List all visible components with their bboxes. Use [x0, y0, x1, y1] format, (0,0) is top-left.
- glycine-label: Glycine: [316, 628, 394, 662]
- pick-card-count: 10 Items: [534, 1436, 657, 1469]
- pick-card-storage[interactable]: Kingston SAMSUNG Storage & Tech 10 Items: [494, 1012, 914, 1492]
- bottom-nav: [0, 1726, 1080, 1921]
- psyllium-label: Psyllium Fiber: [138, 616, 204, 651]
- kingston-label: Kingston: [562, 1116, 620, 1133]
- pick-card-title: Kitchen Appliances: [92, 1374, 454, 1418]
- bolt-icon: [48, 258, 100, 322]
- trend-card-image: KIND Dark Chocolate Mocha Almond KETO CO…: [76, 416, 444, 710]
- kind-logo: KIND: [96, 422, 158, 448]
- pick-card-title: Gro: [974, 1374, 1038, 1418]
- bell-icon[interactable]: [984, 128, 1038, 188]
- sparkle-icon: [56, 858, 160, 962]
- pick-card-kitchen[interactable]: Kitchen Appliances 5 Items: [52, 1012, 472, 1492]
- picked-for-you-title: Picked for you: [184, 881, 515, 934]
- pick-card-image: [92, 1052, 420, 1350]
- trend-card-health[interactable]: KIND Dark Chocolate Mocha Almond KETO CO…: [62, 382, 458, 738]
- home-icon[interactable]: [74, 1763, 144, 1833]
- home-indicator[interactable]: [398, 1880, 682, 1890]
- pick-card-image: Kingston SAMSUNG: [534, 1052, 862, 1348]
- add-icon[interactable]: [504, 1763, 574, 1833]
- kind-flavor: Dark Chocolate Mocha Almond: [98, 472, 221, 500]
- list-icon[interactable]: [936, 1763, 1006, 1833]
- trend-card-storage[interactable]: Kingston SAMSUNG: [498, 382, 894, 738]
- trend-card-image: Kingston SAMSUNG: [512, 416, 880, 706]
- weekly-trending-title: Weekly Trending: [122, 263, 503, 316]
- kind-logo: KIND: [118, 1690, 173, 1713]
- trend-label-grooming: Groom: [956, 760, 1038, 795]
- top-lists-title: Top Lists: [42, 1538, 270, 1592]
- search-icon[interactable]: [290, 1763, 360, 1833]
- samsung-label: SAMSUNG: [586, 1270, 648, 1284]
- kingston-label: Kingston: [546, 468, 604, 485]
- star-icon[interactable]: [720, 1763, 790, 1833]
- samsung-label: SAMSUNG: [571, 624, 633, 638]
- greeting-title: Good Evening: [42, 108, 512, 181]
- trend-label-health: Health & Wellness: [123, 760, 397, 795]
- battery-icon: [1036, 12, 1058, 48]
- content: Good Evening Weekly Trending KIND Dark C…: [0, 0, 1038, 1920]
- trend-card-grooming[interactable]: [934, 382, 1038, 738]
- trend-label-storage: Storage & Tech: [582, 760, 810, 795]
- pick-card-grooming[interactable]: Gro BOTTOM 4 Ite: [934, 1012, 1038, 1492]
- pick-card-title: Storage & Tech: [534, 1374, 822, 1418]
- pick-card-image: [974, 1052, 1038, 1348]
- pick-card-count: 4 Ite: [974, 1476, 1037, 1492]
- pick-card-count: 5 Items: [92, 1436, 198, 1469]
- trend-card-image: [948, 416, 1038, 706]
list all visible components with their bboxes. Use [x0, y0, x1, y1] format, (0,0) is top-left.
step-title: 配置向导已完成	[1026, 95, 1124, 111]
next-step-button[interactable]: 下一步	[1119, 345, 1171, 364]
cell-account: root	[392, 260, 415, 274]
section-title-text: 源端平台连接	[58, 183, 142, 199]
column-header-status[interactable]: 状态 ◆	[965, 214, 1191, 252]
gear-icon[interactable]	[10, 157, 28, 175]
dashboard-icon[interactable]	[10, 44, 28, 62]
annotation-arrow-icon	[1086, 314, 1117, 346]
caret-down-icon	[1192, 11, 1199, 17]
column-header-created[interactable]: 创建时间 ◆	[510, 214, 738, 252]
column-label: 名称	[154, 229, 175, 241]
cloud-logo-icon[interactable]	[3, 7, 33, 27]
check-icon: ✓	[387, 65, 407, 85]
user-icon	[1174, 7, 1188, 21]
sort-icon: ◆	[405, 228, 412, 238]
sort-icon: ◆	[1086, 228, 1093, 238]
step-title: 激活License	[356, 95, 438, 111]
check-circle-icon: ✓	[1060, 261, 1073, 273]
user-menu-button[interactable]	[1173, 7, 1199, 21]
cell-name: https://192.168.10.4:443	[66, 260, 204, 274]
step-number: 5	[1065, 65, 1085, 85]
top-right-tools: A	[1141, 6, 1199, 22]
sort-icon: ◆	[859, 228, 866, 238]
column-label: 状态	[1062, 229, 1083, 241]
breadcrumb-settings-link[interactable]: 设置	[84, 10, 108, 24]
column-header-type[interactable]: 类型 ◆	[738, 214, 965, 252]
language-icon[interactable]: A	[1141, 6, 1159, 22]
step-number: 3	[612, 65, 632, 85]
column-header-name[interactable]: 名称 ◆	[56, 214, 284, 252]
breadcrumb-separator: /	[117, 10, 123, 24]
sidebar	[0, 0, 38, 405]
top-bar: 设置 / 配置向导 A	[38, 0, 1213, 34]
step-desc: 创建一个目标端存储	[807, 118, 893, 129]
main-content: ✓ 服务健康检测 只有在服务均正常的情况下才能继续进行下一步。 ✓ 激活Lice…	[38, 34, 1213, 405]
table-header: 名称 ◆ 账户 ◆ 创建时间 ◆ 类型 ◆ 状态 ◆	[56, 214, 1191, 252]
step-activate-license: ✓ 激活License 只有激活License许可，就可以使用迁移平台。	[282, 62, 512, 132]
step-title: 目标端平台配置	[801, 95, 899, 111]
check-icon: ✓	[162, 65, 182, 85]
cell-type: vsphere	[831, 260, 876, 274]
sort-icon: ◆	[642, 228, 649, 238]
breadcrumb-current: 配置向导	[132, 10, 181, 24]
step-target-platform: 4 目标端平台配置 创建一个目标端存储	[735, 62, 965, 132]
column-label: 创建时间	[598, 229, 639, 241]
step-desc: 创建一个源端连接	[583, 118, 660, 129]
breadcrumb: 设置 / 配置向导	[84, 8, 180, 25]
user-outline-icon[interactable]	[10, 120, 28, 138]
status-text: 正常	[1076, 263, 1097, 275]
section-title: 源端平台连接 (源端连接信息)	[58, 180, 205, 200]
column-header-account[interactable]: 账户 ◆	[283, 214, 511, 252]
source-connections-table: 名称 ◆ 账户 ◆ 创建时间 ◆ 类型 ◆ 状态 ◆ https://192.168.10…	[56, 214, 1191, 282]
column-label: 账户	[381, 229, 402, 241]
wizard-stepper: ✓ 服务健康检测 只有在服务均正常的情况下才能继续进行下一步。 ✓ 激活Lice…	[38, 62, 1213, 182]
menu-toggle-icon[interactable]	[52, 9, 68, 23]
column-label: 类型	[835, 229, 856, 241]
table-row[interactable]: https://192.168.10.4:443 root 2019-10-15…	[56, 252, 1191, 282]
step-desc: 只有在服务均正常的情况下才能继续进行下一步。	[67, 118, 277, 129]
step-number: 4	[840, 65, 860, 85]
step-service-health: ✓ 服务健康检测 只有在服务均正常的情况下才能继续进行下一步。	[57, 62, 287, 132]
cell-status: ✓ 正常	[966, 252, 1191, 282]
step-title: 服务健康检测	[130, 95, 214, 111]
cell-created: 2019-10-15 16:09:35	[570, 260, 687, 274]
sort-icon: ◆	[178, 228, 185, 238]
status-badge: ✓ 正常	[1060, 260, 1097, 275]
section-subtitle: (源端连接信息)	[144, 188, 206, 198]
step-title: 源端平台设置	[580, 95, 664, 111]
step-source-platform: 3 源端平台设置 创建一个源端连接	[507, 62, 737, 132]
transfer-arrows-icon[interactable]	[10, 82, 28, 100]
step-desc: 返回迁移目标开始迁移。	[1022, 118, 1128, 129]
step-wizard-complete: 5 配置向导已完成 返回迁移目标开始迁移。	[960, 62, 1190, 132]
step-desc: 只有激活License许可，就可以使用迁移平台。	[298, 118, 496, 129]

What is required:
Reproduce the listing from its first line through the line containing "- trend-label-health: Health", inclusive.

Correct output:
List all visible components with their bboxes. Use [x0, y0, x1, y1] format, (0,0) is top-left.
- glycine-label: Glycine: [316, 628, 394, 662]
- pick-card-count: 10 Items: [534, 1436, 657, 1469]
- pick-card-storage[interactable]: Kingston SAMSUNG Storage & Tech 10 Items: [494, 1012, 914, 1492]
- bottom-nav: [0, 1726, 1080, 1921]
- psyllium-label: Psyllium Fiber: [138, 616, 204, 651]
- kingston-label: Kingston: [562, 1116, 620, 1133]
- pick-card-title: Kitchen Appliances: [92, 1374, 454, 1418]
- bolt-icon: [48, 258, 100, 322]
- trend-card-image: KIND Dark Chocolate Mocha Almond KETO CO…: [76, 416, 444, 710]
- kind-logo: KIND: [96, 422, 158, 448]
- pick-card-title: Gro: [974, 1374, 1038, 1418]
- bell-icon[interactable]: [984, 128, 1038, 188]
- sparkle-icon: [56, 858, 160, 962]
- pick-card-kitchen[interactable]: Kitchen Appliances 5 Items: [52, 1012, 472, 1492]
- picked-for-you-title: Picked for you: [184, 881, 515, 934]
- pick-card-image: [92, 1052, 420, 1350]
- trend-card-health[interactable]: KIND Dark Chocolate Mocha Almond KETO CO…: [62, 382, 458, 738]
- home-icon[interactable]: [74, 1763, 144, 1833]
- home-indicator[interactable]: [398, 1880, 682, 1890]
- pick-card-image: Kingston SAMSUNG: [534, 1052, 862, 1348]
- add-icon[interactable]: [504, 1763, 574, 1833]
- kind-flavor: Dark Chocolate Mocha Almond: [98, 472, 221, 500]
- list-icon[interactable]: [936, 1763, 1006, 1833]
- trend-card-storage[interactable]: Kingston SAMSUNG: [498, 382, 894, 738]
- trend-card-image: Kingston SAMSUNG: [512, 416, 880, 706]
- weekly-trending-title: Weekly Trending: [122, 263, 503, 316]
- kind-logo: KIND: [118, 1690, 173, 1713]
- trend-label-grooming: Groom: [956, 760, 1038, 795]
- top-lists-title: Top Lists: [42, 1538, 270, 1592]
- search-icon[interactable]: [290, 1763, 360, 1833]
- samsung-label: SAMSUNG: [586, 1270, 648, 1284]
- kingston-label: Kingston: [546, 468, 604, 485]
- star-icon[interactable]: [720, 1763, 790, 1833]
- samsung-label: SAMSUNG: [571, 624, 633, 638]
- greeting-title: Good Evening: [42, 108, 512, 181]
- trend-label-health: Health & Wellness: [123, 760, 397, 795]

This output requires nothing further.